Data listing:
··········

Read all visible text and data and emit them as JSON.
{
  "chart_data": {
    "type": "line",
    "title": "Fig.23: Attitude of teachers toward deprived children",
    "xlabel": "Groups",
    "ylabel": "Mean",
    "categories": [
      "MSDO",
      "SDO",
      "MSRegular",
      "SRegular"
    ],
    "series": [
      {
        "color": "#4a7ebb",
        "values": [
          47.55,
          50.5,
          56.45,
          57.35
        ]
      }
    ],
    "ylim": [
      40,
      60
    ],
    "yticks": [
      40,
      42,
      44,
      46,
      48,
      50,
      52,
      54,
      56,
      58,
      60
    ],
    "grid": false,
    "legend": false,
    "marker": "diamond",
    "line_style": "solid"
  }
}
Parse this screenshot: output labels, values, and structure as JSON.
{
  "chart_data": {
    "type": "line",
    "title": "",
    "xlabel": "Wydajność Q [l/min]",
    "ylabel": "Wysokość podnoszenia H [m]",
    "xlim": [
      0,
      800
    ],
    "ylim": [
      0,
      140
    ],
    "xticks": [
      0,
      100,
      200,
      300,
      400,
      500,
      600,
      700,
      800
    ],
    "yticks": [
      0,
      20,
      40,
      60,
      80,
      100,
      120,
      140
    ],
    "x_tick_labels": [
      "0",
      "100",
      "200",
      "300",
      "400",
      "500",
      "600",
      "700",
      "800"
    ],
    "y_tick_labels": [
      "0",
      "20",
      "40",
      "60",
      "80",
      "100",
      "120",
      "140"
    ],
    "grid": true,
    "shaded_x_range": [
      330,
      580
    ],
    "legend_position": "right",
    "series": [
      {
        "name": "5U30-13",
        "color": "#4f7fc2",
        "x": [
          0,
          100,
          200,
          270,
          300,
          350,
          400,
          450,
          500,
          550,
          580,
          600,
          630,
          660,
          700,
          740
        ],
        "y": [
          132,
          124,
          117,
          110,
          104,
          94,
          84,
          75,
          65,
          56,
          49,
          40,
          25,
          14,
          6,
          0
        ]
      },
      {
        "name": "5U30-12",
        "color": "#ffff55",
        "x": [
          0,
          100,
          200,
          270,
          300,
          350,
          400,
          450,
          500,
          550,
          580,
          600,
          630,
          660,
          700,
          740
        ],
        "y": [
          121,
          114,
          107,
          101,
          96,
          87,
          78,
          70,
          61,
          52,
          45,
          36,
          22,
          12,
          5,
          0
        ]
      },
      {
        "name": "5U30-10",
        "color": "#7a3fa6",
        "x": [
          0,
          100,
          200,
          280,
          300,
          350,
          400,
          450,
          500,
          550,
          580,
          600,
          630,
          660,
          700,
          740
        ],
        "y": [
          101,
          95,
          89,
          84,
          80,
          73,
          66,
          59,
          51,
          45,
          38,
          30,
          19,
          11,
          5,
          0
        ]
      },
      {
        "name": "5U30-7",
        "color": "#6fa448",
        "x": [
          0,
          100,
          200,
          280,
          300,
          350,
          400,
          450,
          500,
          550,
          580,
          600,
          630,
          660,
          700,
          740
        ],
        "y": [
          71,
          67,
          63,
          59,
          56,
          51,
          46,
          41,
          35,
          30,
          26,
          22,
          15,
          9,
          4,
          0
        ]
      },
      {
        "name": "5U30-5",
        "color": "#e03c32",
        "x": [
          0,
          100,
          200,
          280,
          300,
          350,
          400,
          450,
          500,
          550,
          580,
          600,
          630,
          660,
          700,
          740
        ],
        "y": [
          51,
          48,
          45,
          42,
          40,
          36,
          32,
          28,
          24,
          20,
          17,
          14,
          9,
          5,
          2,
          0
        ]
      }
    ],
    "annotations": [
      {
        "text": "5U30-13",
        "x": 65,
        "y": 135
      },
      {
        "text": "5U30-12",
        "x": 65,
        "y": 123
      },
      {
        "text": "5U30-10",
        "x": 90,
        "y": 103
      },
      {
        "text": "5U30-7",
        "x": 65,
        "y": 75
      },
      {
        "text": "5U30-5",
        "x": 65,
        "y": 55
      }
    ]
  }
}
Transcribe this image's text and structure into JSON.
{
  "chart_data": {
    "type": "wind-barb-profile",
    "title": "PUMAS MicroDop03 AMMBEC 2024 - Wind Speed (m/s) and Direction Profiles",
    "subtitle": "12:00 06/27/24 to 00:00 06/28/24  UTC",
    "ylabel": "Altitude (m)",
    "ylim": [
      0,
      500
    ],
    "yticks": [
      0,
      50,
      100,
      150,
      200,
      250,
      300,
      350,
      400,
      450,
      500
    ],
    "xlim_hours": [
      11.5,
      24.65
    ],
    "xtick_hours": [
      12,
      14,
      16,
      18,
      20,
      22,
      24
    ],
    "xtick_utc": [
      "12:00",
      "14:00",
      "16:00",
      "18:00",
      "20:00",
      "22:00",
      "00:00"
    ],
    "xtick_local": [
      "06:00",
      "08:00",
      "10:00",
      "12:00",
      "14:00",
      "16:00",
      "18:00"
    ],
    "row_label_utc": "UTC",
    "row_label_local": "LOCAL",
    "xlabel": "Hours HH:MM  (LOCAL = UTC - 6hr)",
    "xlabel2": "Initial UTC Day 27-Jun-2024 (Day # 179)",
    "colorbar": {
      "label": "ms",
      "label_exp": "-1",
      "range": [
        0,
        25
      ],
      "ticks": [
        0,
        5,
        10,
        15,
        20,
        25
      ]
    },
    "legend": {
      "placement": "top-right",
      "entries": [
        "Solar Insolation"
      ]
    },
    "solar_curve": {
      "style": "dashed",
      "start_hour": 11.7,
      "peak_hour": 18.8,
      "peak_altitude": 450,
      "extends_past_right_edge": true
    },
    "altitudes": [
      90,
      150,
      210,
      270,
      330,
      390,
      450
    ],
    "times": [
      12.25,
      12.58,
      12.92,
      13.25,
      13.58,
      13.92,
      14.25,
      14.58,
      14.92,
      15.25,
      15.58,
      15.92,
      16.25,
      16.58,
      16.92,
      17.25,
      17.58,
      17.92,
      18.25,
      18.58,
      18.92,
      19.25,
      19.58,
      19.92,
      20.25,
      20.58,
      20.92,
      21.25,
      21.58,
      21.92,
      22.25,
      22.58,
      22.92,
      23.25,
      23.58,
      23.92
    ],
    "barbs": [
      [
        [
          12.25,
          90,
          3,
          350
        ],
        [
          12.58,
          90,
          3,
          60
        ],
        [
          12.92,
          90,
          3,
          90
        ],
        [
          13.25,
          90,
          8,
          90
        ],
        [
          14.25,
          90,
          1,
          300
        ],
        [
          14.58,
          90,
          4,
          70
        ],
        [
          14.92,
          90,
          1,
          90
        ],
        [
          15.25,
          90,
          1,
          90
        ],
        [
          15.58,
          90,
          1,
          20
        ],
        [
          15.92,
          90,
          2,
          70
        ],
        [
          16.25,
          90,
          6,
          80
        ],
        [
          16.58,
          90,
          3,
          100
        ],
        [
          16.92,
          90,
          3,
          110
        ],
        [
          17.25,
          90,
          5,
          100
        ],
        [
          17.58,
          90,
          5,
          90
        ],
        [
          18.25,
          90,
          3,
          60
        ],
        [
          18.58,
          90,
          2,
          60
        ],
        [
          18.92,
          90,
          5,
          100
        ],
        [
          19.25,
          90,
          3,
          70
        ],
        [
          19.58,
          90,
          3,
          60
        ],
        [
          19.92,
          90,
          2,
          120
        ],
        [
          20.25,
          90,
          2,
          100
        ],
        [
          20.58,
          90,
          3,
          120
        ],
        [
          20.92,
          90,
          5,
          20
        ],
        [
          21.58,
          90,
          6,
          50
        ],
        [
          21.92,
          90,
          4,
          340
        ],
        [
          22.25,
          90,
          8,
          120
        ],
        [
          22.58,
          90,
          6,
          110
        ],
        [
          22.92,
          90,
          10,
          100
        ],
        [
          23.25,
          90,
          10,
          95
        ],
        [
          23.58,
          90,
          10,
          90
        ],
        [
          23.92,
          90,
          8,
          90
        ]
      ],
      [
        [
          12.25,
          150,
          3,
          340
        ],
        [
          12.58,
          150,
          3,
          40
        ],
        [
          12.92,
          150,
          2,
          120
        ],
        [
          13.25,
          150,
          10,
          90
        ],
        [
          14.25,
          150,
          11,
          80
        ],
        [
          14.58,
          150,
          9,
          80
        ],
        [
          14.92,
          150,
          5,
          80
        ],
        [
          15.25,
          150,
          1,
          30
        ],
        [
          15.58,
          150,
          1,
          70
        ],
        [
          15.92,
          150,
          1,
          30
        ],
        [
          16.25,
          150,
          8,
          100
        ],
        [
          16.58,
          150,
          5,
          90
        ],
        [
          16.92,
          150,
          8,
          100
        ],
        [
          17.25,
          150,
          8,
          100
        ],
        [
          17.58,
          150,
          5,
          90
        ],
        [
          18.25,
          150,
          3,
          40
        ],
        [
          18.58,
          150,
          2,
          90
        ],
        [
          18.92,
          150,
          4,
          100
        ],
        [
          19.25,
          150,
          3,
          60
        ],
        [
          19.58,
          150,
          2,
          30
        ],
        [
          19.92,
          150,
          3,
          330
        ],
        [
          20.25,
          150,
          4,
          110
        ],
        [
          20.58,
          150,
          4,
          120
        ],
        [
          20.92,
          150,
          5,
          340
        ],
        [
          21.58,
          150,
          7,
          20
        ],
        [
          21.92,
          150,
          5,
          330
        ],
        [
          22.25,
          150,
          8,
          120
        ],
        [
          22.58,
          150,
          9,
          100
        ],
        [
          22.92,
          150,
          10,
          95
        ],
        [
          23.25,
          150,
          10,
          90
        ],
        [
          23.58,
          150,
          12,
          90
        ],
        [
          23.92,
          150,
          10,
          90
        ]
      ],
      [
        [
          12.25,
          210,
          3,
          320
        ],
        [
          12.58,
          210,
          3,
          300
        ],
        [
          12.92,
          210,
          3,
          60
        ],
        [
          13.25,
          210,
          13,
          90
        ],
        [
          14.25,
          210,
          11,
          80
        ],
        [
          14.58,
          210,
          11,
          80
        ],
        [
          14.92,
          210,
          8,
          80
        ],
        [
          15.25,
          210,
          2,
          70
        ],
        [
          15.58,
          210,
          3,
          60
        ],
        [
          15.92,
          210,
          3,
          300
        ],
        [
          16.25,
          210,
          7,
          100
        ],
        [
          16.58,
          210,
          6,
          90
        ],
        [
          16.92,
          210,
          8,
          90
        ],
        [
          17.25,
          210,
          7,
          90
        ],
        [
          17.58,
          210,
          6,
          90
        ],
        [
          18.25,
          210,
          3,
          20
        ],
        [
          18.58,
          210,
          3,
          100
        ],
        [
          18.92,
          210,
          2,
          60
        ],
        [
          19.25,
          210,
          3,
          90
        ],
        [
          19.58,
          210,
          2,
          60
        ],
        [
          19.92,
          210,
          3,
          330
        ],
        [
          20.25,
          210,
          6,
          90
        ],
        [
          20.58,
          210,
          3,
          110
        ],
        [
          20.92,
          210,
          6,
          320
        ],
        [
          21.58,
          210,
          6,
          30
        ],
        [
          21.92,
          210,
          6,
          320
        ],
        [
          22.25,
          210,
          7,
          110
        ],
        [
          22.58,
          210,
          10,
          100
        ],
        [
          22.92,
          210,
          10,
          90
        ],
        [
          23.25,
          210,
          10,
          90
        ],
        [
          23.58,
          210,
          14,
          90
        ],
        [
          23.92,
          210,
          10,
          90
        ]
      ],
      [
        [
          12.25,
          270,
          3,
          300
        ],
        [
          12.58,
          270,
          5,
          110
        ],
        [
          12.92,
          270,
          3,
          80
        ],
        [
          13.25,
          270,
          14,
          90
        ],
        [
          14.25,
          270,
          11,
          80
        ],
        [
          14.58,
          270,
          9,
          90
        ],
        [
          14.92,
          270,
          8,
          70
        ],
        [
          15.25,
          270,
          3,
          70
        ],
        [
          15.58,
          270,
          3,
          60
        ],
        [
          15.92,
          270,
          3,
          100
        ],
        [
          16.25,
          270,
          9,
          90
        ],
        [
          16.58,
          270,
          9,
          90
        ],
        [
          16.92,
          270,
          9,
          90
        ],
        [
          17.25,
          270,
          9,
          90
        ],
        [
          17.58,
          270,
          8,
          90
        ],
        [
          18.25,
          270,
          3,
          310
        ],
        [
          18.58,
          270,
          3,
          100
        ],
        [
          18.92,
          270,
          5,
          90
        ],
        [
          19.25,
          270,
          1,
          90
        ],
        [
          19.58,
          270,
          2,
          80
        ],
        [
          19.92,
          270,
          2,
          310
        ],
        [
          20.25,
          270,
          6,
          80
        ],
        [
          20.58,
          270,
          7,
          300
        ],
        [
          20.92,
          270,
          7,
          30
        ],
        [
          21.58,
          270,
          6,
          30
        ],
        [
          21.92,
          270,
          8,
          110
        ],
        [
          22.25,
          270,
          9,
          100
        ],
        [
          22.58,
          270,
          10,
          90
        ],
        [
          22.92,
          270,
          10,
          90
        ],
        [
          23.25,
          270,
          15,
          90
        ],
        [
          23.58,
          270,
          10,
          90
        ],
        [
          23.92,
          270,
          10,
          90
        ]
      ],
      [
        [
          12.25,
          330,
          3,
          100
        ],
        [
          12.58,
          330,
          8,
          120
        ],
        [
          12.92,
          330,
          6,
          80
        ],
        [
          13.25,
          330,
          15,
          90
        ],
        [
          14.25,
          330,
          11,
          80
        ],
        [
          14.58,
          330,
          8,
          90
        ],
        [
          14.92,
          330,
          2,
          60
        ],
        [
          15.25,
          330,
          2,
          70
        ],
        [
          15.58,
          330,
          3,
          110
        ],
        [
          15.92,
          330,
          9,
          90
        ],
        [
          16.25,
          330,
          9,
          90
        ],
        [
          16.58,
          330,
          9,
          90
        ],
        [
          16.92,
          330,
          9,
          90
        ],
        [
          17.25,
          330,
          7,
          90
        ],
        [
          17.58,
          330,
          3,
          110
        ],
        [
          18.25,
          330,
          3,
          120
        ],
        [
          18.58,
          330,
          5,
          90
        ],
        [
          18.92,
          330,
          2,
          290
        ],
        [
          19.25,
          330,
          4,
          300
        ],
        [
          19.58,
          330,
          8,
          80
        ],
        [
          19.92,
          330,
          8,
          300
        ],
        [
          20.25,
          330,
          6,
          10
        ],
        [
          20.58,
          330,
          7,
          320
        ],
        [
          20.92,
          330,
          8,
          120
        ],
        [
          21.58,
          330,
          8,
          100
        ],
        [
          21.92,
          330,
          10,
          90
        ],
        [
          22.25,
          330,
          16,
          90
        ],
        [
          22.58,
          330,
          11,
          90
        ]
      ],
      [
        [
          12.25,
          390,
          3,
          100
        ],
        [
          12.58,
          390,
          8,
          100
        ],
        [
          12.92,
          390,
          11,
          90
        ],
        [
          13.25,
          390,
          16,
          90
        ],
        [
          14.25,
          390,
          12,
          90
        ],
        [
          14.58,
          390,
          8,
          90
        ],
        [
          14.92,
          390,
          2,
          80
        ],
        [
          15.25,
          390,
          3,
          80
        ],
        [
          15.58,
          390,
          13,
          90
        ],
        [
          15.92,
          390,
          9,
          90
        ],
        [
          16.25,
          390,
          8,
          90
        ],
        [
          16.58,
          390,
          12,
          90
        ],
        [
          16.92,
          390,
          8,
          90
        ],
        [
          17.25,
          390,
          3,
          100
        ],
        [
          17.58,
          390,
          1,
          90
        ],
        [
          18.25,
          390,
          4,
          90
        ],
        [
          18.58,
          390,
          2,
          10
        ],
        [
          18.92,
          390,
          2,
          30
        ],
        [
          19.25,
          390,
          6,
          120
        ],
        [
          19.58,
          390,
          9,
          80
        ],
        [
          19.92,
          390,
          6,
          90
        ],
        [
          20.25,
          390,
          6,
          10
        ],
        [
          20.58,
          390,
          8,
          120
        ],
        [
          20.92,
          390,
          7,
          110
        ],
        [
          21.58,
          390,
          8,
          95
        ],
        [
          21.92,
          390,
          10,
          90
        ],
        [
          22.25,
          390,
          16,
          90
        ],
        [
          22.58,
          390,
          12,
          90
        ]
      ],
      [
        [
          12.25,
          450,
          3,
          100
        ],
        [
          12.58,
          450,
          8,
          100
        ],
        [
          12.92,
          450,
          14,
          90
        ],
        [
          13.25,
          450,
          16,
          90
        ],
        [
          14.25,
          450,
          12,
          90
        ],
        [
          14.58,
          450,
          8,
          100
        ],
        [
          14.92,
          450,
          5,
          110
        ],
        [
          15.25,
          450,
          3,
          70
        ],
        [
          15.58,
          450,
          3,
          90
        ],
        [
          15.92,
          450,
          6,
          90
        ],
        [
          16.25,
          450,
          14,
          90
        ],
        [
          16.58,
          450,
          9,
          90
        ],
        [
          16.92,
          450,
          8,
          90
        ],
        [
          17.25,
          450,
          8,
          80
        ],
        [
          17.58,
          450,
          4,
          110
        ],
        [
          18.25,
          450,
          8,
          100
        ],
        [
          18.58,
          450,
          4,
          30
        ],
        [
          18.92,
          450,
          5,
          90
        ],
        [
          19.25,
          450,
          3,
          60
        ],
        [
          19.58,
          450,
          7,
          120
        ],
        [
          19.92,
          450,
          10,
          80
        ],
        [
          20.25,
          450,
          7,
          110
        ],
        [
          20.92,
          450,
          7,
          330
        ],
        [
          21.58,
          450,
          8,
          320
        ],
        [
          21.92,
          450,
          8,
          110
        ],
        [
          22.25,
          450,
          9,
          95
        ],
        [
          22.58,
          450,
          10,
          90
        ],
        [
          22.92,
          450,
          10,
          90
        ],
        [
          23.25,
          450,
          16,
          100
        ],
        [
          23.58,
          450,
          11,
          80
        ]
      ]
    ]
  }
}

··········

*Your goal:* List every line from the entries above in which "this" appears.

*Problem solution:*
Parse this screenshot: output labels, values, and structure as JSON.
Transcribe this image's text and structure into JSON.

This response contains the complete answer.